_TRECHO DO DOCUMENTO_:
************
Para economista, companhias de abastecimento priorizam lucros imediatos e não investem em saneamento
Uma
lógica mercantil, voltada para a produção de lucros e dividendos
imediatos, em detrimento de objetivos de longo prazo, e a ausência de
uma política nacional articulada de saneamento estão entre as causas da
crise hídrica vivida pelo Estado de São Paulo, principalmente no Sistema
Cantareira, que abastece a capital, afirma o professor Eduardo Fagnani,
do Instituto de Economia (IE) da Unicamp. “Se você observar os dados da
Sabesp agora, ela continua dando lucros enormes, que ela distribui aos
acionistas”, disse Fagnani. “Como o maior acionista é o Estado de São
Paulo, o que acontece? Uma inversão da lógica social: em vez de o Estado
financiar, via arrecadação de impostos, o saneamento, o que acontece é o
lucro da Sabesp financiar o Estado”.
A Sabesp, ou Companhia de
Saneamento Básico do Estado de São Paulo, é uma empresa de capital
aberto e ações negociadas em bolsa. O governo paulista detém o controle
da empresa, com 51% das ações. O restante das ações é detida por grandes
grupos financeiros internacionais e nacionais.
Na opinião do
pesquisador, a distribuição de dividendos, somada ao monopólio do
saneamento – os clientes da Sabesp não podem simplesmente trocar de
fornecedor, caso estejam insatisfeitos com o serviço – ajuda a explicar a
ausência de investimentos que poderiam ter mitigado a crise
desencadeada pela seca recente. “O desperdício de água no Japão é 3%, na
Alemanha é 5%, em São Paulo, na Sabesp, é 35%. E por que a Sabesp não
investiu nisso? Em reduzir a perda de 35% para 10%? Por que a Sabesp,
nos últimos 20 anos, não investiu, por exemplo, na redução dessas
perdas?”, questiona Fagnani, para logo em seguida sugerir uma possível
resposta:
“O saneamento, em geral, é monopólio. Quer dizer, não
tem concorrência – então, por que eu vou investir? Porque, o
investimento reduz a parcela de dividendos que anualmente é distribuída
aos acionistas”, argumenta.
************
_DADOS DE ENTRADA_:
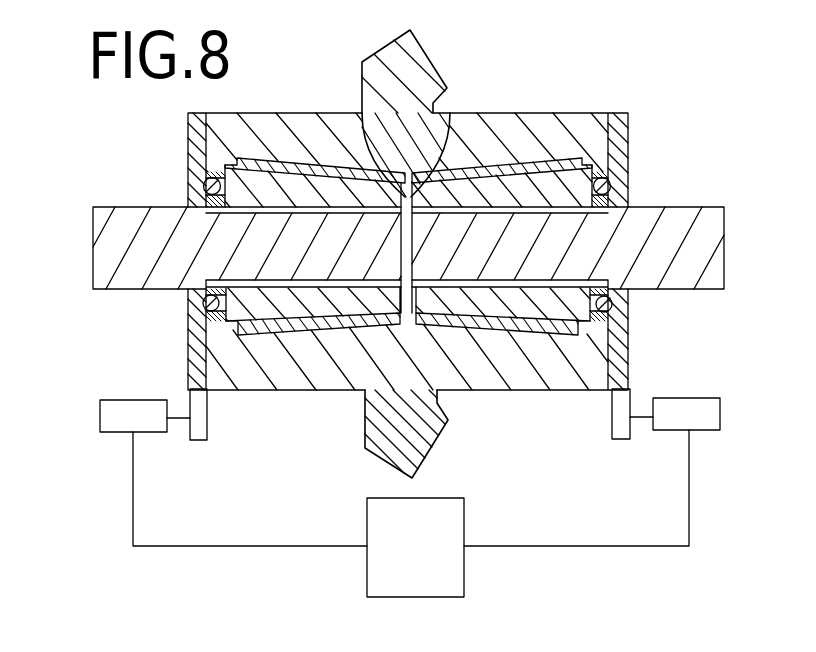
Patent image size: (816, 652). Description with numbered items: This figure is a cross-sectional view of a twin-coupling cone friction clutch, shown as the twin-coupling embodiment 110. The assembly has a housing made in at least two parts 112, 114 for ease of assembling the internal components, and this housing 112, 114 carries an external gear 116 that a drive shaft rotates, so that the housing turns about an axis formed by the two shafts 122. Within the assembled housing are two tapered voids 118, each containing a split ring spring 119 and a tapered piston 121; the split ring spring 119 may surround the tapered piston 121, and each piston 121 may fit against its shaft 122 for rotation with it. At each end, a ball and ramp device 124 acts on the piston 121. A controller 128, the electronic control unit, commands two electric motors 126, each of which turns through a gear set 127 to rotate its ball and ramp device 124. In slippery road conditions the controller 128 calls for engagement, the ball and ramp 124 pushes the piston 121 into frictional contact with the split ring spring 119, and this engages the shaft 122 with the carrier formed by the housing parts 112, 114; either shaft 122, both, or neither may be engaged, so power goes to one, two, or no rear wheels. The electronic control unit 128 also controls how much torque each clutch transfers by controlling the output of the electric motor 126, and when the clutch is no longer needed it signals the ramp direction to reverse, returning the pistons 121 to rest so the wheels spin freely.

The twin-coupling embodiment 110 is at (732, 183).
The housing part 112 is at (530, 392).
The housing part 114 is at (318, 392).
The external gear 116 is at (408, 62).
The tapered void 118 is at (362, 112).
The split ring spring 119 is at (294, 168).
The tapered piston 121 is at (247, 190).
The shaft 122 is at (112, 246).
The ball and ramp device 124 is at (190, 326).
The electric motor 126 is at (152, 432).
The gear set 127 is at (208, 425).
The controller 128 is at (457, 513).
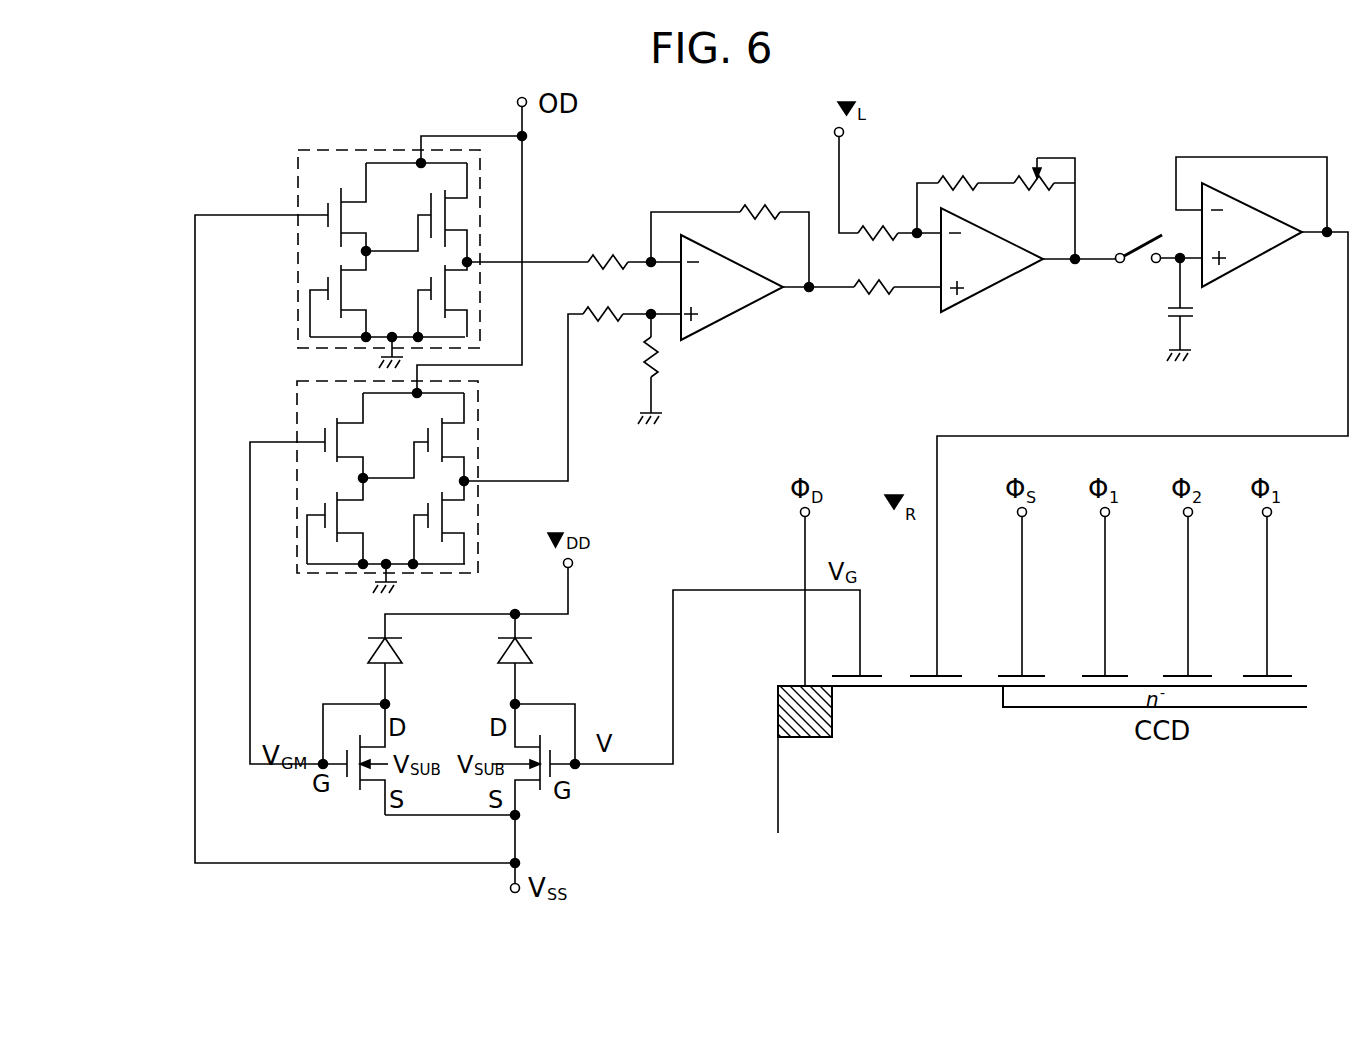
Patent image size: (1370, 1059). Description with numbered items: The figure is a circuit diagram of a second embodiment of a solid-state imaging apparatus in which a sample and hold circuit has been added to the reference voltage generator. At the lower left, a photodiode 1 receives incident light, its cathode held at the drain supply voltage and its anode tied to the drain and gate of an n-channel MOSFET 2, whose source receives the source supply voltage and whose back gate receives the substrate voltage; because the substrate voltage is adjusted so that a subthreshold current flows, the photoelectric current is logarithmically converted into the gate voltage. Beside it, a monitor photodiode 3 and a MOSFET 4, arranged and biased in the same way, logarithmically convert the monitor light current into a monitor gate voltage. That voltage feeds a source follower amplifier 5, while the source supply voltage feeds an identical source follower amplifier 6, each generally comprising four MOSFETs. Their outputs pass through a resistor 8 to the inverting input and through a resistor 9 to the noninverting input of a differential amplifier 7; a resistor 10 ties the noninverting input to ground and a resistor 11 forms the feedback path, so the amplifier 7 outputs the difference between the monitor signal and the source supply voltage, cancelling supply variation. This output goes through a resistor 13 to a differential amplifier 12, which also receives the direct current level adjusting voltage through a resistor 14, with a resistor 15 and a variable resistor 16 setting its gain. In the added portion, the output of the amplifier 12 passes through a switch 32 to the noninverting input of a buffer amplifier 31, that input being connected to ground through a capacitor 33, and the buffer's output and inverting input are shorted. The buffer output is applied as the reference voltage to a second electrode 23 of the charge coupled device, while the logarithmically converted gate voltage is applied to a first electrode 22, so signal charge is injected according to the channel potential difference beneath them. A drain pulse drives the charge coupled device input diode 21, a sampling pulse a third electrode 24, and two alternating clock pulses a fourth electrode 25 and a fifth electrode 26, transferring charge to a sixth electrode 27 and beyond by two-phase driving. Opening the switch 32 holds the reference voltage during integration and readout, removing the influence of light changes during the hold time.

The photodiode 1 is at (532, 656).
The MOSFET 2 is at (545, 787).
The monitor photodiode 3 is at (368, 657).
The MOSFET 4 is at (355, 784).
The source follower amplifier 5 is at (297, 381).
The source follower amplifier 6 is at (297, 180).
************
_PARTES DO EXERCÍCIO_:
a) Reescreva o trecho da listagem que vai do início até a linha que contém "The tapered void 118 is at (362, 112).", inclusive, trocando "cross-sectional view" por "sectional view" e mantendo todo o resto igual, sem incluir as imagens na resposta.
b) Dê continuidade ao texto sobre a crise hídrica e a Sabesp a partir do ponto em que ele termina.

_CONJUNTO DE RESPOSTAS_:
a)
Patent image size: (816, 652). Description with numbered items: This figure is a sectional view of a twin-coupling cone friction clutch, shown as the twin-coupling embodiment 110. The assembly has a housing made in at least two parts 112, 114 for ease of assembling the internal components, and this housing 112, 114 carries an external gear 116 that a drive shaft rotates, so that the housing turns about an axis formed by the two shafts 122. Within the assembled housing are two tapered voids 118, each containing a split ring spring 119 and a tapered piston 121; the split ring spring 119 may surround the tapered piston 121, and each piston 121 may fit against its shaft 122 for rotation with it. At each end, a ball and ramp device 124 acts on the piston 121. A controller 128, the electronic control unit, commands two electric motors 126, each of which turns through a gear set 127 to rotate its ball and ramp device 124. In slippery road conditions the controller 128 calls for engagement, the ball and ramp 124 pushes the piston 121 into frictional contact with the split ring spring 119, and this engages the shaft 122 with the carrier formed by the housing parts 112, 114; either shaft 122, both, or neither may be engaged, so power goes to one, two, or no rear wheels. The electronic control unit 128 also controls how much torque each clutch transfers by controlling the output of the electric motor 126, and when the clutch is no longer needed it signals the ramp direction to reverse, returning the pistons 121 to rest so the wheels spin freely.

The twin-coupling embodiment 110 is at (732, 183).
The housing part 112 is at (530, 392).
The housing part 114 is at (318, 392).
The external gear 116 is at (408, 62).
The tapered void 118 is at (362, 112).

b)
“Se tivessem investido para redução
de perdas, provavelmente a Cantareira não estaria no problema em que
está. Mais de um Cantareira é jogado fora em perdas e ineficiências da
gestão privada. Por que acontece isso? Há vários motivos, mas com
certeza, eu acho que também tem a ver com essa lógica privada e a
pressão pela distribuição do lucro aos acionistas”.
NEOLIBERALISMO
“A
privatização está ligada à agenda neoliberal que passou a ser
hegemônica no mundo a partir de 1980, quando a ideia é a seguinte: reduz
o Estado; o Estado regula; e, o mercado opera. Você abre a economia
para que as empresas internacionais venham atuar no Brasil”, disse
Fagnani.
“A justificativa era que o Estado estava quebrado, o
setor privado era eficiente e tinha recursos para investir. Mas isso era
só um discurso: na verdade, isso se dá para responder às necessidades
do capital financeiro. O capital financeiro busca valorização, e obtém
isso onde? Entrando num setor que é essencialmente público; e o
saneamento não fugiu à regra”.
O pesquisador relata como, no caso
brasileiro, as empresas estaduais de saneamento básico, criadas durante
a ditadura militar, foram sucateadas ao longo do período de inflação
alta dos anos 80, até que a privatização ou abertura de capital
aparecesse como uma espécie de tábua de salvação do setor, na década
seguinte.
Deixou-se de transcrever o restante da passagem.